■ **STATED TASK**: Could you copy every line from the material below in which "Deals" appears?

■ **TASK DATA**:
----------

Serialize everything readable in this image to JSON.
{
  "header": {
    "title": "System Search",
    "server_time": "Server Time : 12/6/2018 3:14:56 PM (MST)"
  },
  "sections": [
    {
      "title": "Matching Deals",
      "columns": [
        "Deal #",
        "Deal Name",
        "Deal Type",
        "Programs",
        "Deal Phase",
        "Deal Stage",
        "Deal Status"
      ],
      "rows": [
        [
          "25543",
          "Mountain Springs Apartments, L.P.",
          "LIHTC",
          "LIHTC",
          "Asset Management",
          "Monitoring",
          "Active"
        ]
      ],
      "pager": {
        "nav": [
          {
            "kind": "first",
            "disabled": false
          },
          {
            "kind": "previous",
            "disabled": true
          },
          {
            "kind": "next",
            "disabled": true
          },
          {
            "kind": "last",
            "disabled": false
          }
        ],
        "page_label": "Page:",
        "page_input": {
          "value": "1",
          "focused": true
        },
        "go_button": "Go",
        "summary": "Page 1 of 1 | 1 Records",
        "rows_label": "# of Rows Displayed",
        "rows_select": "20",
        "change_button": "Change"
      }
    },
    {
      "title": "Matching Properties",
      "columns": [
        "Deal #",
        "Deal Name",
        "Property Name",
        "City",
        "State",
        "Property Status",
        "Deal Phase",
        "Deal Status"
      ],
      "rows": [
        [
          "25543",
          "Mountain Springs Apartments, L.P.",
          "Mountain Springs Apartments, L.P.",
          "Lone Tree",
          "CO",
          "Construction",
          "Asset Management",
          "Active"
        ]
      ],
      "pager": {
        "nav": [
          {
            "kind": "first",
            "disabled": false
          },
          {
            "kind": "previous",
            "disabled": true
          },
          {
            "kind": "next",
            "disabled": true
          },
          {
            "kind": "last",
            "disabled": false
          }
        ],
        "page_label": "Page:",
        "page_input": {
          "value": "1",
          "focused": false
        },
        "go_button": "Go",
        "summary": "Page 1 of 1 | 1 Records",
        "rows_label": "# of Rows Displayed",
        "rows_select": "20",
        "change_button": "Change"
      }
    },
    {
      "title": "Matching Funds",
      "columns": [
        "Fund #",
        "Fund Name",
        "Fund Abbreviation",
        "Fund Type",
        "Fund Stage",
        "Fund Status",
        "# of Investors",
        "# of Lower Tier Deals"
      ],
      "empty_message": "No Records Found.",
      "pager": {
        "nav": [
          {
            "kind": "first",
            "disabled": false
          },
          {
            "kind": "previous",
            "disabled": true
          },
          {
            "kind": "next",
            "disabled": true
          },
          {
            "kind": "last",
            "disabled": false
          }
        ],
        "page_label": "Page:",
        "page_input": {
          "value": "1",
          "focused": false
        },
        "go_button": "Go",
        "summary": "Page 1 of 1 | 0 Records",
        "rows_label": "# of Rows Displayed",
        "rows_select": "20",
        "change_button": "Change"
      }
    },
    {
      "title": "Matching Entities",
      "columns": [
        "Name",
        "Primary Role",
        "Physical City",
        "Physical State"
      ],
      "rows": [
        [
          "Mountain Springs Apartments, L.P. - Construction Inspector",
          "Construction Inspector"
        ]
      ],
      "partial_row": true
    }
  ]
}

----------

■ **TASK RESULT**:
      "title": "Matching Deals",
        "# of Lower Tier Deals"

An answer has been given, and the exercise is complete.